◆ WHAT TO WORK ON ◆
Copy each line of the listing below exactly.

◆ Data records ◆
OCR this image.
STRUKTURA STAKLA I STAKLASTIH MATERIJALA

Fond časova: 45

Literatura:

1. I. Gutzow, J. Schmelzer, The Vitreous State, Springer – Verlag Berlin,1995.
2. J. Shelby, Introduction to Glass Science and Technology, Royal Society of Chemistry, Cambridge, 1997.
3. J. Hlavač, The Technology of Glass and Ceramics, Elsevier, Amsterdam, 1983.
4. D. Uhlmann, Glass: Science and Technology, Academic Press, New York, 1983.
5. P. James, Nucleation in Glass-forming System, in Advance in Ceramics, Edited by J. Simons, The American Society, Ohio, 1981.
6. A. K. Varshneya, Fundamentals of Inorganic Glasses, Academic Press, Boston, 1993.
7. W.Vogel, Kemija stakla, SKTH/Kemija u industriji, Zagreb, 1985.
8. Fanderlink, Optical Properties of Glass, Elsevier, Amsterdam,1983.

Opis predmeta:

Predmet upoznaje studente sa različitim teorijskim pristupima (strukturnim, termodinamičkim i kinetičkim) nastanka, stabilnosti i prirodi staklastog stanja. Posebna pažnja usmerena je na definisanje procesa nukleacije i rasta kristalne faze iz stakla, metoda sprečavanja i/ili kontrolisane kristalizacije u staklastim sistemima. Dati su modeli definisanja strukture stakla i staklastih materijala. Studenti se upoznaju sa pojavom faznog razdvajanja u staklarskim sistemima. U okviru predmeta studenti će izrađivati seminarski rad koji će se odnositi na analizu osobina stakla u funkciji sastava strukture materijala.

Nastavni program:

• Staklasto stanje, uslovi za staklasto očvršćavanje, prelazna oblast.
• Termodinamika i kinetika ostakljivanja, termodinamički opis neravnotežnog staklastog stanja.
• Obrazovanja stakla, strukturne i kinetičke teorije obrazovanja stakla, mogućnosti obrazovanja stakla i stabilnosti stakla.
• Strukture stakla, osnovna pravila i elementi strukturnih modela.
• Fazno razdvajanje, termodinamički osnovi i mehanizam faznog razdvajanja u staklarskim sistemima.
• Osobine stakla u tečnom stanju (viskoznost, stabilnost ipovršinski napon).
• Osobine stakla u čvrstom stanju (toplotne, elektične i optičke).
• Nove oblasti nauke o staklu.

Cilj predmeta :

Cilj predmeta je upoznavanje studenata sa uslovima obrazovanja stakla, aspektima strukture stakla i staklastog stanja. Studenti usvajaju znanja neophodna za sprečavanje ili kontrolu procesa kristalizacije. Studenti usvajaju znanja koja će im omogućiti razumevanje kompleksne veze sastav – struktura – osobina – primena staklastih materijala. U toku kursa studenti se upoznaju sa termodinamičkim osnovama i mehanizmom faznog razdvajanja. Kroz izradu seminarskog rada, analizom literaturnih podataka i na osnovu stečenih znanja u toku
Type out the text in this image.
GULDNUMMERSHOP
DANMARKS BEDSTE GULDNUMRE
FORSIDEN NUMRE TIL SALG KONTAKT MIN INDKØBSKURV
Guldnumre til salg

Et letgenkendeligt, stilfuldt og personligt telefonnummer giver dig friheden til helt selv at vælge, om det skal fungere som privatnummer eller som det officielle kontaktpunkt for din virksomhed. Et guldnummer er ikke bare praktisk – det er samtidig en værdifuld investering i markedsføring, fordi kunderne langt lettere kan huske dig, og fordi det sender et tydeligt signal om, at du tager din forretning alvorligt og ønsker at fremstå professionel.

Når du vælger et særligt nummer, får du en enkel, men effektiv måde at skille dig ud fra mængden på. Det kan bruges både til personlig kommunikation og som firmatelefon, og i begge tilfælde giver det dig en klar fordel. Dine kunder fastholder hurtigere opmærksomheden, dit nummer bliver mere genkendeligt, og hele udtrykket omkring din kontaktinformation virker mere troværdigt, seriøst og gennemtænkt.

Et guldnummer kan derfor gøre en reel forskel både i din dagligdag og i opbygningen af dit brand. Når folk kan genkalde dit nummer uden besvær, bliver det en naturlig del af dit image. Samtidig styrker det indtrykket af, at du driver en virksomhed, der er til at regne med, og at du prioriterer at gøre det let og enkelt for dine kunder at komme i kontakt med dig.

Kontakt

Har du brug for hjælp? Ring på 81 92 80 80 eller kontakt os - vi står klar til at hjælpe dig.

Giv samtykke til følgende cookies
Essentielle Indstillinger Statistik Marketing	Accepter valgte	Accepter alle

◆ EXERCISE SOLUTION ◆
OCR this image.
STRUKTURA STAKLA I STAKLASTIH MATERIJALA

Fond časova: 45

Literatura:

1. I. Gutzow, J. Schmelzer, The Vitreous State, Springer – Verlag Berlin,1995.
2. J. Shelby, Introduction to Glass Science and Technology, Royal Society of Chemistry, Cambridge, 1997.
3. J. Hlavač, The Technology of Glass and Ceramics, Elsevier, Amsterdam, 1983.
4. D. Uhlmann, Glass: Science and Technology, Academic Press, New York, 1983.
5. P. James, Nucleation in Glass-forming System, in Advance in Ceramics, Edited by J. Simons, The American Society, Ohio, 1981.
6. A. K. Varshneya, Fundamentals of Inorganic Glasses, Academic Press, Boston, 1993.
7. W.Vogel, Kemija stakla, SKTH/Kemija u industriji, Zagreb, 1985.
8. Fanderlink, Optical Properties of Glass, Elsevier, Amsterdam,1983.

Opis predmeta:

Predmet upoznaje studente sa različitim teorijskim pristupima (strukturnim, termodinamičkim i kinetičkim) nastanka, stabilnosti i prirodi staklastog stanja. Posebna pažnja usmerena je na definisanje procesa nukleacije i rasta kristalne faze iz stakla, metoda sprečavanja i/ili kontrolisane kristalizacije u staklastim sistemima. Dati su modeli definisanja strukture stakla i staklastih materijala. Studenti se upoznaju sa pojavom faznog razdvajanja u staklarskim sistemima. U okviru predmeta studenti će izrađivati seminarski rad koji će se odnositi na analizu osobina stakla u funkciji sastava strukture materijala.

Nastavni program:

• Staklasto stanje, uslovi za staklasto očvršćavanje, prelazna oblast.
• Termodinamika i kinetika ostakljivanja, termodinamički opis neravnotežnog staklastog stanja.
• Obrazovanja stakla, strukturne i kinetičke teorije obrazovanja stakla, mogućnosti obrazovanja stakla i stabilnosti stakla.
• Strukture stakla, osnovna pravila i elementi strukturnih modela.
• Fazno razdvajanje, termodinamički osnovi i mehanizam faznog razdvajanja u staklarskim sistemima.
• Osobine stakla u tečnom stanju (viskoznost, stabilnost ipovršinski napon).
• Osobine stakla u čvrstom stanju (toplotne, elektične i optičke).
• Nove oblasti nauke o staklu.

Cilj predmeta :

Cilj predmeta je upoznavanje studenata sa uslovima obrazovanja stakla, aspektima strukture stakla i staklastog stanja. Studenti usvajaju znanja neophodna za sprečavanje ili kontrolu procesa kristalizacije. Studenti usvajaju znanja koja će im omogućiti razumevanje kompleksne veze sastav – struktura – osobina – primena staklastih materijala. U toku kursa studenti se upoznaju sa termodinamičkim osnovama i mehanizmom faznog razdvajanja. Kroz izradu seminarskog rada, analizom literaturnih podataka i na osnovu stečenih znanja u toku
Type out the text in this image.
GULDNUMMERSHOP
DANMARKS BEDSTE GULDNUMRE
FORSIDEN NUMRE TIL SALG KONTAKT MIN INDKØBSKURV
Guldnumre til salg

Et letgenkendeligt, stilfuldt og personligt telefonnummer giver dig friheden til helt selv at vælge, om det skal fungere som privatnummer eller som det officielle kontaktpunkt for din virksomhed. Et guldnummer er ikke bare praktisk – det er samtidig en værdifuld investering i markedsføring, fordi kunderne langt lettere kan huske dig, og fordi det sender et tydeligt signal om, at du tager din forretning alvorligt og ønsker at fremstå professionel.

Når du vælger et særligt nummer, får du en enkel, men effektiv måde at skille dig ud fra mængden på. Det kan bruges både til personlig kommunikation og som firmatelefon, og i begge tilfælde giver det dig en klar fordel. Dine kunder fastholder hurtigere opmærksomheden, dit nummer bliver mere genkendeligt, og hele udtrykket omkring din kontaktinformation virker mere troværdigt, seriøst og gennemtænkt.

Et guldnummer kan derfor gøre en reel forskel både i din dagligdag og i opbygningen af dit brand. Når folk kan genkalde dit nummer uden besvær, bliver det en naturlig del af dit image. Samtidig styrker det indtrykket af, at du driver en virksomhed, der er til at regne med, og at du prioriterer at gøre det let og enkelt for dine kunder at komme i kontakt med dig.

Kontakt

Har du brug for hjælp? Ring på 81 92 80 80 eller kontakt os - vi står klar til at hjælpe dig.

Giv samtykke til følgende cookies
Essentielle Indstillinger Statistik Marketing	Accepter valgte	Accepter alle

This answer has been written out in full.